> WORK TO BE COMPLETED: Set down each entry from the block beneath, exactly as written.

> INPUT FOR THIS TASK:

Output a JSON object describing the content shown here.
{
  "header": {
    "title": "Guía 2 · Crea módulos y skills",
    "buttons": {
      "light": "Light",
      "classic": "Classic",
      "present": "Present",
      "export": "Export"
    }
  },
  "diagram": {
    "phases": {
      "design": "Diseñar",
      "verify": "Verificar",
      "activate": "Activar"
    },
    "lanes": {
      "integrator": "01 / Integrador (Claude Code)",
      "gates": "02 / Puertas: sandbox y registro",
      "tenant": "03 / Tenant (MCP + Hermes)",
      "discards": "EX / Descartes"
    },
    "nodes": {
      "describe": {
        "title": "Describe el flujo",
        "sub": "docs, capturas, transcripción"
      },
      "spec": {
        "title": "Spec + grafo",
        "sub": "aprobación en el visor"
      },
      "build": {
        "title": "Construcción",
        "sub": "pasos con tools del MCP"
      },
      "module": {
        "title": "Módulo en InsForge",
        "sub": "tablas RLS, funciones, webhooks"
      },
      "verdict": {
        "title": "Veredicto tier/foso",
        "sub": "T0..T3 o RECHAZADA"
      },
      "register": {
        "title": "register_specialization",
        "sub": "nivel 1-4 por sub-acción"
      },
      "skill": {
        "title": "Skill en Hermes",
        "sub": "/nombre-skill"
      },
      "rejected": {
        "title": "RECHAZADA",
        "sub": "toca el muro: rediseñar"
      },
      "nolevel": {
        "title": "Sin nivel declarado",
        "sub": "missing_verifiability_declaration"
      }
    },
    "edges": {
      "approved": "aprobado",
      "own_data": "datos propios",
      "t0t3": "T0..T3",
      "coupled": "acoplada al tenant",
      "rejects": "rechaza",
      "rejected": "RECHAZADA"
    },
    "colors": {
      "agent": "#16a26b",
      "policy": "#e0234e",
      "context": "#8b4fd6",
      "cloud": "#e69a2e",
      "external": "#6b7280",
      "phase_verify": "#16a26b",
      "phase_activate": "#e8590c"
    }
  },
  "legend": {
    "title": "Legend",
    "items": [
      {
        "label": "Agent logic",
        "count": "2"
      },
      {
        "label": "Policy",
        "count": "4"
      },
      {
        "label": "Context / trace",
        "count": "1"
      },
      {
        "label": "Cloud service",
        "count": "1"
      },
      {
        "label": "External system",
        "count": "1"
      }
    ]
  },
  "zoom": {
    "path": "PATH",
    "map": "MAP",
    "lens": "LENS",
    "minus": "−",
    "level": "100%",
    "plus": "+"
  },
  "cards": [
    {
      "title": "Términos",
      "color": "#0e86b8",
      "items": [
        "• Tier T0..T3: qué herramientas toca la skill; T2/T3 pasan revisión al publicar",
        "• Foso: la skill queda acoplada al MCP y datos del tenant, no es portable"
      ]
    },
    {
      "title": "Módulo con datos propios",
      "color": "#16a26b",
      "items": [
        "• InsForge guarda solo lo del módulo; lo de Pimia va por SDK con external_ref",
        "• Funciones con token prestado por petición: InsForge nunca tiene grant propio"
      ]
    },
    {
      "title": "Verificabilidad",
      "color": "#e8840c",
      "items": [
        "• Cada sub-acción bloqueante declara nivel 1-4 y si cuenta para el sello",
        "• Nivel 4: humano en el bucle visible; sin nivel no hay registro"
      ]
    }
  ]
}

> ANSWER IN FULL:
Output a JSON object describing the content shown here.
{
  "header": {
    "title": "Guía 2 · Crea módulos y skills",
    "buttons": {
      "light": "Light",
      "classic": "Classic",
      "present": "Present",
      "export": "Export"
    }
  },
  "diagram": {
    "phases": {
      "design": "Diseñar",
      "verify": "Verificar",
      "activate": "Activar"
    },
    "lanes": {
      "integrator": "01 / Integrador (Claude Code)",
      "gates": "02 / Puertas: sandbox y registro",
      "tenant": "03 / Tenant (MCP + Hermes)",
      "discards": "EX / Descartes"
    },
    "nodes": {
      "describe": {
        "title": "Describe el flujo",
        "sub": "docs, capturas, transcripción"
      },
      "spec": {
        "title": "Spec + grafo",
        "sub": "aprobación en el visor"
      },
      "build": {
        "title": "Construcción",
        "sub": "pasos con tools del MCP"
      },
      "module": {
        "title": "Módulo en InsForge",
        "sub": "tablas RLS, funciones, webhooks"
      },
      "verdict": {
        "title": "Veredicto tier/foso",
        "sub": "T0..T3 o RECHAZADA"
      },
      "register": {
        "title": "register_specialization",
        "sub": "nivel 1-4 por sub-acción"
      },
      "skill": {
        "title": "Skill en Hermes",
        "sub": "/nombre-skill"
      },
      "rejected": {
        "title": "RECHAZADA",
        "sub": "toca el muro: rediseñar"
      },
      "nolevel": {
        "title": "Sin nivel declarado",
        "sub": "missing_verifiability_declaration"
      }
    },
    "edges": {
      "approved": "aprobado",
      "own_data": "datos propios",
      "t0t3": "T0..T3",
      "coupled": "acoplada al tenant",
      "rejects": "rechaza",
      "rejected": "RECHAZADA"
    },
    "colors": {
      "agent": "#16a26b",
      "policy": "#e0234e",
      "context": "#8b4fd6",
      "cloud": "#e69a2e",
      "external": "#6b7280",
      "phase_verify": "#16a26b",
      "phase_activate": "#e8590c"
    }
  },
  "legend": {
    "title": "Legend",
    "items": [
      {
        "label": "Agent logic",
        "count": "2"
      },
      {
        "label": "Policy",
        "count": "4"
      },
      {
        "label": "Context / trace",
        "count": "1"
      },
      {
        "label": "Cloud service",
        "count": "1"
      },
      {
        "label": "External system",
        "count": "1"
      }
    ]
  },
  "zoom": {
    "path": "PATH",
    "map": "MAP",
    "lens": "LENS",
    "minus": "−",
    "level": "100%",
    "plus": "+"
  },
  "cards": [
    {
      "title": "Términos",
      "color": "#0e86b8",
      "items": [
        "• Tier T0..T3: qué herramientas toca la skill; T2/T3 pasan revisión al publicar",
        "• Foso: la skill queda acoplada al MCP y datos del tenant, no es portable"
      ]
    },
    {
      "title": "Módulo con datos propios",
      "color": "#16a26b",
      "items": [
        "• InsForge guarda solo lo del módulo; lo de Pimia va por SDK con external_ref",
        "• Funciones con token prestado por petición: InsForge nunca tiene grant propio"
      ]
    },
    {
      "title": "Verificabilidad",
      "color": "#e8840c",
      "items": [
        "• Cada sub-acción bloqueante declara nivel 1-4 y si cuenta para el sello",
        "• Nivel 4: humano en el bucle visible; sin nivel no hay registro"
      ]
    }
  ]
}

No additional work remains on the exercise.